Can you print the data exactly and leave out each image?

┄┄┄┄┄┄┄┄┄┄┄┄┄┄┄┄┄┄┄┄

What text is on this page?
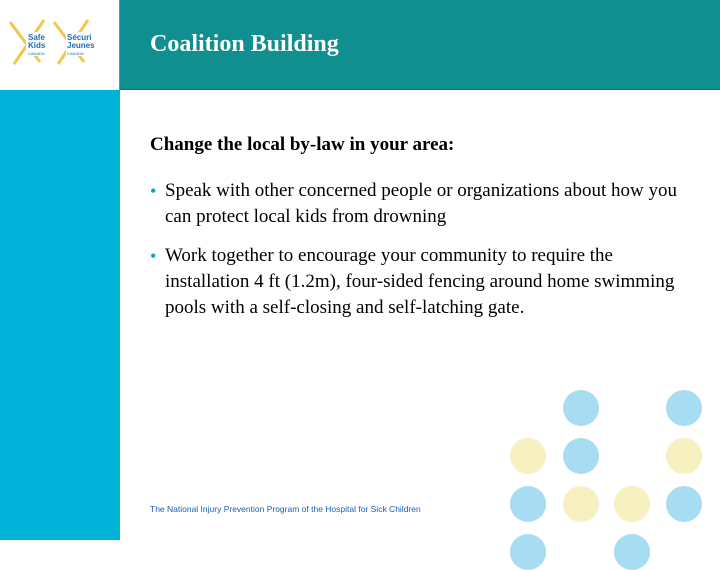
Safe
Kids
CANADA
Sécuri
Jeunes
CANADA	Coalition Building
Change the local by-law in your area:
• Speak with other concerned people or organizations about how you can protect local kids from drowning
• Work together to encourage your community to require the installation 4 ft (1.2m), four-sided fencing around home swimming pools with a self-closing and self-latching gate.
The National Injury Prevention Program of the Hospital for Sick Children
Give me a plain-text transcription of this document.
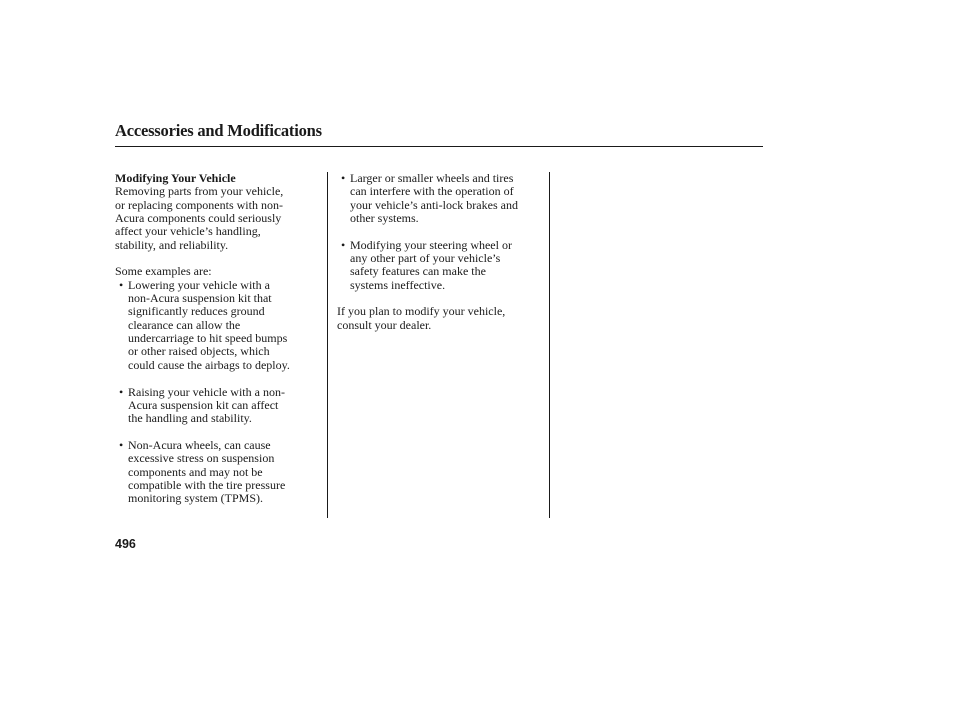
Accessories and Modifications

Modifying Your Vehicle

Removing parts from your vehicle,

or replacing components with non-

Acura components could seriously

affect your vehicle’s handling,

stability, and reliability.

Some examples are:

• Lowering your vehicle with a

non-Acura suspension kit that

significantly reduces ground

clearance can allow the

undercarriage to hit speed bumps

or other raised objects, which

could cause the airbags to deploy.

• Raising your vehicle with a non-

Acura suspension kit can affect

the handling and stability.

• Non-Acura wheels, can cause

excessive stress on suspension

components and may not be

compatible with the tire pressure

monitoring system (TPMS).

• Larger or smaller wheels and tires

can interfere with the operation of

your vehicle’s anti-lock brakes and

other systems.

• Modifying your steering wheel or

any other part of your vehicle’s

safety features can make the

systems ineffective.

If you plan to modify your vehicle,

consult your dealer.

496
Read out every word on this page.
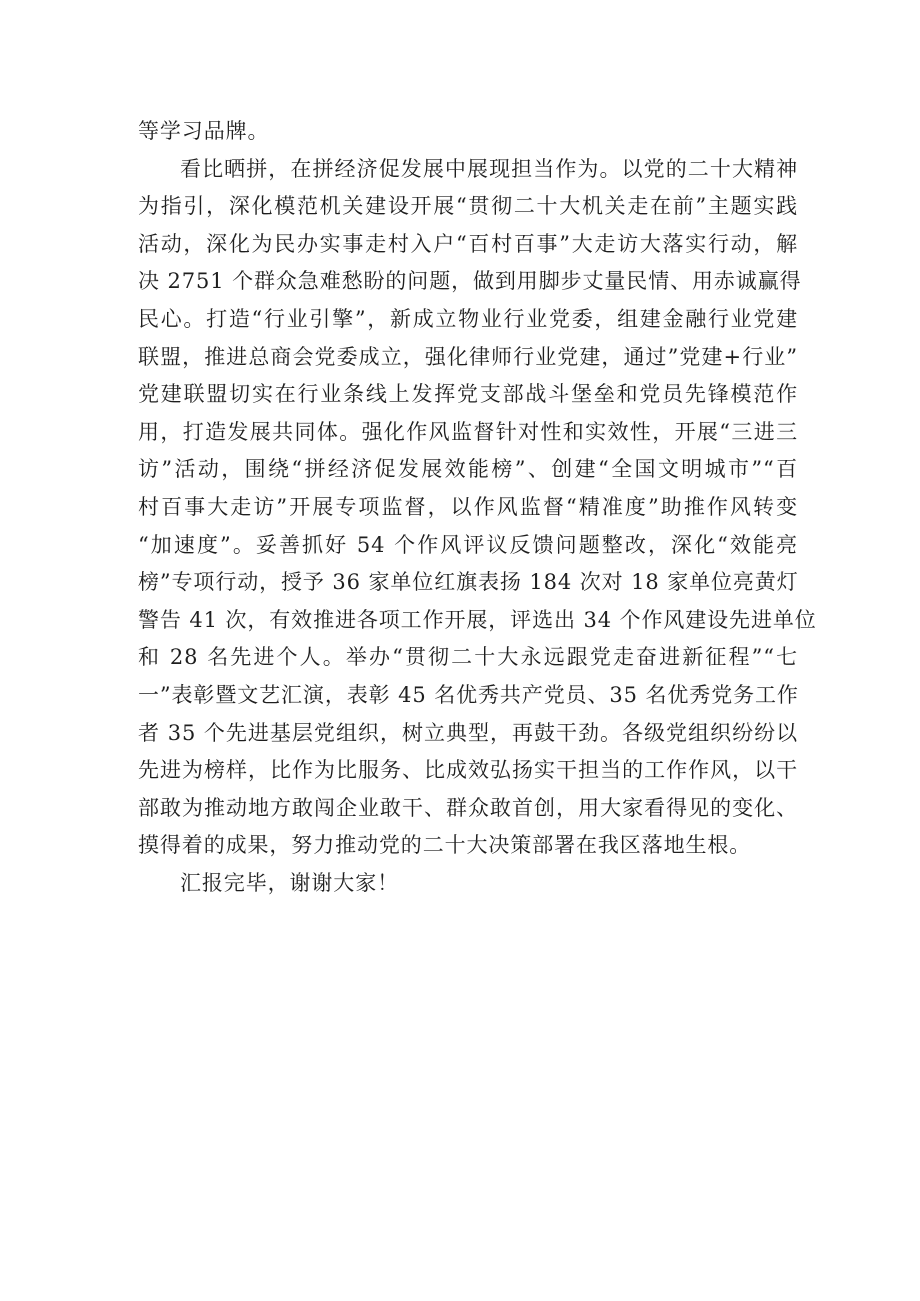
等学习品牌。
看比晒拼，在拼经济促发展中展现担当作为。以党的二十大精神
为指引，深化模范机关建设开展“贯彻二十大机关走在前”主题实践
活动，深化为民办实事走村入户“百村百事”大走访大落实行动，解
决 2751 个群众急难愁盼的问题，做到用脚步丈量民情、用赤诚赢得
民心。打造“行业引擎”，新成立物业行业党委，组建金融行业党建
联盟，推进总商会党委成立，强化律师行业党建，通过”党建+行业”
党建联盟切实在行业条线上发挥党支部战斗堡垒和党员先锋模范作
用，打造发展共同体。强化作风监督针对性和实效性，开展“三进三
访”活动，围绕“拼经济促发展效能榜”、创建“全国文明城市”“百
村百事大走访”开展专项监督，以作风监督“精准度”助推作风转变
“加速度”。妥善抓好 54 个作风评议反馈问题整改，深化“效能亮
榜”专项行动，授予 36 家单位红旗表扬 184 次对 18 家单位亮黄灯
警告 41 次，有效推进各项工作开展，评选出 34 个作风建设先进单位
和 28 名先进个人。举办“贯彻二十大永远跟党走奋进新征程”“七
一”表彰暨文艺汇演，表彰 45 名优秀共产党员、35 名优秀党务工作
者 35 个先进基层党组织，树立典型，再鼓干劲。各级党组织纷纷以
先进为榜样，比作为比服务、比成效弘扬实干担当的工作作风，以干
部敢为推动地方敢闯企业敢干、群众敢首创，用大家看得见的变化、
摸得着的成果，努力推动党的二十大决策部署在我区落地生根。
汇报完毕，谢谢大家！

┄┄┄┄┄┄┄┄┄┄┄┄┄┄┄┄┄┄┄┄

_Complete response_
What text is on this page?
Safe
Kids
CANADA
Sécuri
Jeunes
CANADA	Coalition Building
Change the local by-law in your area:
• Speak with other concerned people or organizations about how you can protect local kids from drowning
• Work together to encourage your community to require the installation 4 ft (1.2m), four-sided fencing around home swimming pools with a self-closing and self-latching gate.
The National Injury Prevention Program of the Hospital for Sick Children
Give me a plain-text transcription of this document.
Accessories and Modifications

Modifying Your Vehicle

Removing parts from your vehicle,

or replacing components with non-

Acura components could seriously

affect your vehicle’s handling,

stability, and reliability.

Some examples are:

• Lowering your vehicle with a

non-Acura suspension kit that

significantly reduces ground

clearance can allow the

undercarriage to hit speed bumps

or other raised objects, which

could cause the airbags to deploy.

• Raising your vehicle with a non-

Acura suspension kit can affect

the handling and stability.

• Non-Acura wheels, can cause

excessive stress on suspension

components and may not be

compatible with the tire pressure

monitoring system (TPMS).

• Larger or smaller wheels and tires

can interfere with the operation of

your vehicle’s anti-lock brakes and

other systems.

• Modifying your steering wheel or

any other part of your vehicle’s

safety features can make the

systems ineffective.

If you plan to modify your vehicle,

consult your dealer.

496
Read out every word on this page.
等学习品牌。
看比晒拼，在拼经济促发展中展现担当作为。以党的二十大精神
为指引，深化模范机关建设开展“贯彻二十大机关走在前”主题实践
活动，深化为民办实事走村入户“百村百事”大走访大落实行动，解
决 2751 个群众急难愁盼的问题，做到用脚步丈量民情、用赤诚赢得
民心。打造“行业引擎”，新成立物业行业党委，组建金融行业党建
联盟，推进总商会党委成立，强化律师行业党建，通过”党建+行业”
党建联盟切实在行业条线上发挥党支部战斗堡垒和党员先锋模范作
用，打造发展共同体。强化作风监督针对性和实效性，开展“三进三
访”活动，围绕“拼经济促发展效能榜”、创建“全国文明城市”“百
村百事大走访”开展专项监督，以作风监督“精准度”助推作风转变
“加速度”。妥善抓好 54 个作风评议反馈问题整改，深化“效能亮
榜”专项行动，授予 36 家单位红旗表扬 184 次对 18 家单位亮黄灯
警告 41 次，有效推进各项工作开展，评选出 34 个作风建设先进单位
和 28 名先进个人。举办“贯彻二十大永远跟党走奋进新征程”“七
一”表彰暨文艺汇演，表彰 45 名优秀共产党员、35 名优秀党务工作
者 35 个先进基层党组织，树立典型，再鼓干劲。各级党组织纷纷以
先进为榜样，比作为比服务、比成效弘扬实干担当的工作作风，以干
部敢为推动地方敢闯企业敢干、群众敢首创，用大家看得见的变化、
摸得着的成果，努力推动党的二十大决策部署在我区落地生根。
汇报完毕，谢谢大家！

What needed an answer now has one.